● **Exercise details**
Seek out every line containing the word "color", and copy each.

+-------+

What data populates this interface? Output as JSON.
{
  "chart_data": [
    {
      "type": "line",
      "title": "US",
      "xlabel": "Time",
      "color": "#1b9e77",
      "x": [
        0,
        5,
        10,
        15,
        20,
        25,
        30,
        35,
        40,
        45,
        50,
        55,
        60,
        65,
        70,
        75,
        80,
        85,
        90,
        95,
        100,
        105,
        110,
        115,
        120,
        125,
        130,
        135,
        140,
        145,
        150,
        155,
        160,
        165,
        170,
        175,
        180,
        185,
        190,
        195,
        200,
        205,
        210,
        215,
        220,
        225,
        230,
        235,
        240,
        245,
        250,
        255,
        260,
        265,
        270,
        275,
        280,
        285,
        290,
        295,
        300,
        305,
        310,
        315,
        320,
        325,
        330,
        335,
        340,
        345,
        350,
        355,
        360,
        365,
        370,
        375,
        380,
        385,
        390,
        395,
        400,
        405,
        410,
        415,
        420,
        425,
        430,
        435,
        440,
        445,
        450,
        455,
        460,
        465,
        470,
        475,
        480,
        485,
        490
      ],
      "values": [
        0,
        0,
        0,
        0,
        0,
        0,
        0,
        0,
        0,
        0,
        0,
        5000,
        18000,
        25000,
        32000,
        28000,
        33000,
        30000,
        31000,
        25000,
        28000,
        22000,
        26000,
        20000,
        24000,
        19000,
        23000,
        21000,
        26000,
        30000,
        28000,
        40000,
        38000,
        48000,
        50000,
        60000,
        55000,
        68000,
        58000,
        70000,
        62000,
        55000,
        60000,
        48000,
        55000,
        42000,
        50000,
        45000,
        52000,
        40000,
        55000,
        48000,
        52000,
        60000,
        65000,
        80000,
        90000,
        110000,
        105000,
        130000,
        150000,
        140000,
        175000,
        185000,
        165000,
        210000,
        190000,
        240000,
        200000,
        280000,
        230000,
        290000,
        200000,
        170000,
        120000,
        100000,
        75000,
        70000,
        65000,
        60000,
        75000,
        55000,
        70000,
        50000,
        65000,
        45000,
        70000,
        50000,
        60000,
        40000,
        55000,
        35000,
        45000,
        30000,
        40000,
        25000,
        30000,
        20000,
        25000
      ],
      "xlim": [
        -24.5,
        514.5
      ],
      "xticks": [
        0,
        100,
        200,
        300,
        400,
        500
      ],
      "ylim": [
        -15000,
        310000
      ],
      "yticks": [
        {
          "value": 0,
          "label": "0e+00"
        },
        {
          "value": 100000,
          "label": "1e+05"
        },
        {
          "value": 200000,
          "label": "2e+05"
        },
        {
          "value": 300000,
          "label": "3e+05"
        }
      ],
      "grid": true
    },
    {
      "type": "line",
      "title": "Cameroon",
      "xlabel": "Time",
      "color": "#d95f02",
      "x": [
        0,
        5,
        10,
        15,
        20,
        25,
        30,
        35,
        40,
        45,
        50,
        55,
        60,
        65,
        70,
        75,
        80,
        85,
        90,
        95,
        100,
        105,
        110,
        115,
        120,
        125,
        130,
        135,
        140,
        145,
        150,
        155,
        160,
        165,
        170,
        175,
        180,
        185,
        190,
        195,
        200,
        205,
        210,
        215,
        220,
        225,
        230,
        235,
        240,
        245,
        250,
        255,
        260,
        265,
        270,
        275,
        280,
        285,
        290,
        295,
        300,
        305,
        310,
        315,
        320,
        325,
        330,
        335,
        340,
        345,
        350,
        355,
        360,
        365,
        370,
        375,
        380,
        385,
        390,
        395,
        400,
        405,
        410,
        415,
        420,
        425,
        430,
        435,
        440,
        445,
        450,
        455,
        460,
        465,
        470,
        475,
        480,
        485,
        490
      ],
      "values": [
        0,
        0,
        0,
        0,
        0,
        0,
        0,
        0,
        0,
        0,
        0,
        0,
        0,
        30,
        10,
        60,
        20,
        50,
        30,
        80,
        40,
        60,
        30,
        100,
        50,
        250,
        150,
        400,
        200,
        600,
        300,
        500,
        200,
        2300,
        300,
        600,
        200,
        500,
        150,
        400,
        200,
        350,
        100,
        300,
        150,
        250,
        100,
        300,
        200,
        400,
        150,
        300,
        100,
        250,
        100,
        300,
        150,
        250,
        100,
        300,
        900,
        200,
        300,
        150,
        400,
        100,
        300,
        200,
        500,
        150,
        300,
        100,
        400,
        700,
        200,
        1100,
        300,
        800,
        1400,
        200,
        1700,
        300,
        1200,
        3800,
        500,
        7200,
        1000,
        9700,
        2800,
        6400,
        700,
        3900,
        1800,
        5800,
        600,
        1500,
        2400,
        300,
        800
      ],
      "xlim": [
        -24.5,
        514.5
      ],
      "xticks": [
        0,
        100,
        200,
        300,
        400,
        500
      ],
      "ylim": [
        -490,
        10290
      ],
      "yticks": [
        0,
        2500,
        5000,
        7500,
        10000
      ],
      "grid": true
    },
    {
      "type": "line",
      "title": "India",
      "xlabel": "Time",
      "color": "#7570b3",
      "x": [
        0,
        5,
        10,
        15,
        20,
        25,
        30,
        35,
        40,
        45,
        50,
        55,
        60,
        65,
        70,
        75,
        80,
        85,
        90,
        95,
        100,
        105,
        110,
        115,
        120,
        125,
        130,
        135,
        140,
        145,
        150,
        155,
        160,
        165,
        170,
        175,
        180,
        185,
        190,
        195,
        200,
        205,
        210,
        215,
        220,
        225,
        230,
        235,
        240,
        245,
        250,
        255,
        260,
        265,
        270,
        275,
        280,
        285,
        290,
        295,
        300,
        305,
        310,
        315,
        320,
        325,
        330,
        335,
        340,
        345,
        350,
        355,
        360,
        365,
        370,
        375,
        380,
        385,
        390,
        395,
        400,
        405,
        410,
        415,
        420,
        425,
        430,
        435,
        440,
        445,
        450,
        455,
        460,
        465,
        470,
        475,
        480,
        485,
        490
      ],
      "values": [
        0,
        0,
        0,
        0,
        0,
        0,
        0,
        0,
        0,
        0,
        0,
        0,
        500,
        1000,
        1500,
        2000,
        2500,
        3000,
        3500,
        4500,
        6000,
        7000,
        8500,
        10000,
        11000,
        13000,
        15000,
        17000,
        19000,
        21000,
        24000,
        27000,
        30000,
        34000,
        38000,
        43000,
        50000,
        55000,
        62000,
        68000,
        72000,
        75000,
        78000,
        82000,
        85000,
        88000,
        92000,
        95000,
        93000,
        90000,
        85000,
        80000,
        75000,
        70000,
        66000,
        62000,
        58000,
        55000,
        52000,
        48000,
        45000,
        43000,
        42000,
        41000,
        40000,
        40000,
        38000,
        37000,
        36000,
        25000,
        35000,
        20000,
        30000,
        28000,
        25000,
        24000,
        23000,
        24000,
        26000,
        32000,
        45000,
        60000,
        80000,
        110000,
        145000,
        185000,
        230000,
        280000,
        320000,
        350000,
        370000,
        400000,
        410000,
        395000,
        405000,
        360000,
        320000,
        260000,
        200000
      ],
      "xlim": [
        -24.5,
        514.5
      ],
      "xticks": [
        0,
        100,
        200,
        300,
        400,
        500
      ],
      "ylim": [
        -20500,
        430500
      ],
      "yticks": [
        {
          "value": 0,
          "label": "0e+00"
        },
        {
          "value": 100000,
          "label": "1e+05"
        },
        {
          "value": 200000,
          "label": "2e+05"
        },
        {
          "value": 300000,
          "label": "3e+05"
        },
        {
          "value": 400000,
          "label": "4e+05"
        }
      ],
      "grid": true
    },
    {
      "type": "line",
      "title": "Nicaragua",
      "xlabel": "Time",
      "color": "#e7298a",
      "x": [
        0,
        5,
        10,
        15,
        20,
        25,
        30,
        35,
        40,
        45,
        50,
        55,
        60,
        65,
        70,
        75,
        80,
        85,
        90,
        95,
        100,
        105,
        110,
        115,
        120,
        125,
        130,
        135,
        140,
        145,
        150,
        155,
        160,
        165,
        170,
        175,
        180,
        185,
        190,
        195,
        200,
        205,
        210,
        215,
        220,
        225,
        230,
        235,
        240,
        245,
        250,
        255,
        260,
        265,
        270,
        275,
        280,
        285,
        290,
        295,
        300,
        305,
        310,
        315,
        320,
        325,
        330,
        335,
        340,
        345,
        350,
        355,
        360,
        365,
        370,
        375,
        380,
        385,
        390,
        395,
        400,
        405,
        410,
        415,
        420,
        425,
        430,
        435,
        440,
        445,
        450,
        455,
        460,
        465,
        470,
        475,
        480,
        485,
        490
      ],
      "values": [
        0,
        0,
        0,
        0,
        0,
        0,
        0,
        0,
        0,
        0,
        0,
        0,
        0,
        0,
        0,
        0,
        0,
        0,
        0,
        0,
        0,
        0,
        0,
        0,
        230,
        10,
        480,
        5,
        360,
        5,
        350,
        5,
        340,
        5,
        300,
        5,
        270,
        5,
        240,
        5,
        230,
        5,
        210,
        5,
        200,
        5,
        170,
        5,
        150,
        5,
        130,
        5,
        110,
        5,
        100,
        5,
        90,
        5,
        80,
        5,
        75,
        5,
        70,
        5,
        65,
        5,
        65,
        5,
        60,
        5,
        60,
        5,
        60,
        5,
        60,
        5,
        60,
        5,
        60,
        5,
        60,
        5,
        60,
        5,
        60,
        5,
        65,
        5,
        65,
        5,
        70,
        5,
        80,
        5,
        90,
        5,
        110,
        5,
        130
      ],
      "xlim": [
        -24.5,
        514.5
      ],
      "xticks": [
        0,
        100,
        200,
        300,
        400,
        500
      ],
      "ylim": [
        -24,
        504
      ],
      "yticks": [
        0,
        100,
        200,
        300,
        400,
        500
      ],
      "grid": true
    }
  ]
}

+-------+

● **Written solution**
      "color": "#1b9e77",
      "color": "#d95f02",
      "color": "#7570b3",
      "color": "#e7298a",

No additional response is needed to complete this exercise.